(EXERCISE)
Set down each entry from the block beneath, exactly as written.

======== MATERIAL SUPPLIED ========

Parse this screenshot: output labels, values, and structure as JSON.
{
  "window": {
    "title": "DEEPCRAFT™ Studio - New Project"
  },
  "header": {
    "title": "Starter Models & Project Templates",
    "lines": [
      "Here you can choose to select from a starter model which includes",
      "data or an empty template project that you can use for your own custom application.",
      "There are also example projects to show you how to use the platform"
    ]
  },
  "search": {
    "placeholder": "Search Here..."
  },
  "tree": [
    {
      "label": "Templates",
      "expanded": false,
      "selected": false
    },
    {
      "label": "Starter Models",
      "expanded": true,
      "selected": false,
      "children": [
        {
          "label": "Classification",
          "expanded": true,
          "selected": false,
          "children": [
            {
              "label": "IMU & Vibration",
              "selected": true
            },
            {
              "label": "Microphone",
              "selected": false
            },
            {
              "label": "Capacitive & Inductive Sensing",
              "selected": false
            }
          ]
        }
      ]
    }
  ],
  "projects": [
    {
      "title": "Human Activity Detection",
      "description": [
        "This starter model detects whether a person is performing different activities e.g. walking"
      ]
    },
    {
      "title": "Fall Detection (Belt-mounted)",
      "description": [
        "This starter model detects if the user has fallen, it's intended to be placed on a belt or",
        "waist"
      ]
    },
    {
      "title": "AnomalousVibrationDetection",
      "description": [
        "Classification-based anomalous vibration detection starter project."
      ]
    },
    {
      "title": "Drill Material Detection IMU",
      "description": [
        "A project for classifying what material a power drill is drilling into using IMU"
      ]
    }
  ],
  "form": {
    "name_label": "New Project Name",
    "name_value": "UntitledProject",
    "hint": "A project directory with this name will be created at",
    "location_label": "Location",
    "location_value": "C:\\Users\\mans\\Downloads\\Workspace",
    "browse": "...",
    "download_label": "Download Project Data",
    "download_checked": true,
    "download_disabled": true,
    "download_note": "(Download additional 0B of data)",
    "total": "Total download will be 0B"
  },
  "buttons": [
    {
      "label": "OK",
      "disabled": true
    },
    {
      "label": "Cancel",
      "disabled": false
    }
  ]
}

========

(REPLY TO THE TASK)
Parse this screenshot: output labels, values, and structure as JSON.
{
  "window": {
    "title": "DEEPCRAFT™ Studio - New Project"
  },
  "header": {
    "title": "Starter Models & Project Templates",
    "lines": [
      "Here you can choose to select from a starter model which includes",
      "data or an empty template project that you can use for your own custom application.",
      "There are also example projects to show you how to use the platform"
    ]
  },
  "search": {
    "placeholder": "Search Here..."
  },
  "tree": [
    {
      "label": "Templates",
      "expanded": false,
      "selected": false
    },
    {
      "label": "Starter Models",
      "expanded": true,
      "selected": false,
      "children": [
        {
          "label": "Classification",
          "expanded": true,
          "selected": false,
          "children": [
            {
              "label": "IMU & Vibration",
              "selected": true
            },
            {
              "label": "Microphone",
              "selected": false
            },
            {
              "label": "Capacitive & Inductive Sensing",
              "selected": false
            }
          ]
        }
      ]
    }
  ],
  "projects": [
    {
      "title": "Human Activity Detection",
      "description": [
        "This starter model detects whether a person is performing different activities e.g. walking"
      ]
    },
    {
      "title": "Fall Detection (Belt-mounted)",
      "description": [
        "This starter model detects if the user has fallen, it's intended to be placed on a belt or",
        "waist"
      ]
    },
    {
      "title": "AnomalousVibrationDetection",
      "description": [
        "Classification-based anomalous vibration detection starter project."
      ]
    },
    {
      "title": "Drill Material Detection IMU",
      "description": [
        "A project for classifying what material a power drill is drilling into using IMU"
      ]
    }
  ],
  "form": {
    "name_label": "New Project Name",
    "name_value": "UntitledProject",
    "hint": "A project directory with this name will be created at",
    "location_label": "Location",
    "location_value": "C:\\Users\\mans\\Downloads\\Workspace",
    "browse": "...",
    "download_label": "Download Project Data",
    "download_checked": true,
    "download_disabled": true,
    "download_note": "(Download additional 0B of data)",
    "total": "Total download will be 0B"
  },
  "buttons": [
    {
      "label": "OK",
      "disabled": true
    },
    {
      "label": "Cancel",
      "disabled": false
    }
  ]
}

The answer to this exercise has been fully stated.